**EXERCISE PROMPT**:
Retype everything in the listing, leaving each line exactly as it is.

Dataset rows:
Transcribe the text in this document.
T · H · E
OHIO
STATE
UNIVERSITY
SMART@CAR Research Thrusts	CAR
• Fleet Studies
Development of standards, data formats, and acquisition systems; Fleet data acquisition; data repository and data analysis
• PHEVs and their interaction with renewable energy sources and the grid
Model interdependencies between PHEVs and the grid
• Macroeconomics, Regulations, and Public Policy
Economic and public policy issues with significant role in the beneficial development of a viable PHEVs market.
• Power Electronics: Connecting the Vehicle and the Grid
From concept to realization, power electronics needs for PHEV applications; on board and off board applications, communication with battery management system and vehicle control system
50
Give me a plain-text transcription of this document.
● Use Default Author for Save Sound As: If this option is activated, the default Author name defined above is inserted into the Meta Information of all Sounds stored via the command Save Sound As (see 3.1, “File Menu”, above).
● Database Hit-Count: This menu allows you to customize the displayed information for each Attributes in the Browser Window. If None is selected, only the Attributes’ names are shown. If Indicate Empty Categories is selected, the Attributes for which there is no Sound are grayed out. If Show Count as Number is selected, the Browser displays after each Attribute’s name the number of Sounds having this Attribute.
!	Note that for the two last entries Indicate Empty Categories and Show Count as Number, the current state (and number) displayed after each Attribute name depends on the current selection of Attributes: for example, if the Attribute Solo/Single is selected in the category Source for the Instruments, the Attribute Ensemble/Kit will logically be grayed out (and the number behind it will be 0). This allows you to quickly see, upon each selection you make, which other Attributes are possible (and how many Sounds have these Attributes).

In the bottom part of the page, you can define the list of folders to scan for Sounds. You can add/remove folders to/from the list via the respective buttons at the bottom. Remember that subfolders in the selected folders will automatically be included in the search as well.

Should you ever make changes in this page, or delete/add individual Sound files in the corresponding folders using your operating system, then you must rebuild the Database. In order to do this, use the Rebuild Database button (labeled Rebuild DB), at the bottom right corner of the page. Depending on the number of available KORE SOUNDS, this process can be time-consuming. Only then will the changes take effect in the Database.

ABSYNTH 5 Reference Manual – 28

**PROBLEM SOLUTION**:
Transcribe the text in this document.
T · H · E
OHIO
STATE
UNIVERSITY
SMART@CAR Research Thrusts	CAR
• Fleet Studies
Development of standards, data formats, and acquisition systems; Fleet data acquisition; data repository and data analysis
• PHEVs and their interaction with renewable energy sources and the grid
Model interdependencies between PHEVs and the grid
• Macroeconomics, Regulations, and Public Policy
Economic and public policy issues with significant role in the beneficial development of a viable PHEVs market.
• Power Electronics: Connecting the Vehicle and the Grid
From concept to realization, power electronics needs for PHEV applications; on board and off board applications, communication with battery management system and vehicle control system
50
Give me a plain-text transcription of this document.
● Use Default Author for Save Sound As: If this option is activated, the default Author name defined above is inserted into the Meta Information of all Sounds stored via the command Save Sound As (see 3.1, “File Menu”, above).
● Database Hit-Count: This menu allows you to customize the displayed information for each Attributes in the Browser Window. If None is selected, only the Attributes’ names are shown. If Indicate Empty Categories is selected, the Attributes for which there is no Sound are grayed out. If Show Count as Number is selected, the Browser displays after each Attribute’s name the number of Sounds having this Attribute.
!	Note that for the two last entries Indicate Empty Categories and Show Count as Number, the current state (and number) displayed after each Attribute name depends on the current selection of Attributes: for example, if the Attribute Solo/Single is selected in the category Source for the Instruments, the Attribute Ensemble/Kit will logically be grayed out (and the number behind it will be 0). This allows you to quickly see, upon each selection you make, which other Attributes are possible (and how many Sounds have these Attributes).

In the bottom part of the page, you can define the list of folders to scan for Sounds. You can add/remove folders to/from the list via the respective buttons at the bottom. Remember that subfolders in the selected folders will automatically be included in the search as well.

Should you ever make changes in this page, or delete/add individual Sound files in the corresponding folders using your operating system, then you must rebuild the Database. In order to do this, use the Rebuild Database button (labeled Rebuild DB), at the bottom right corner of the page. Depending on the number of available KORE SOUNDS, this process can be time-consuming. Only then will the changes take effect in the Database.

ABSYNTH 5 Reference Manual – 28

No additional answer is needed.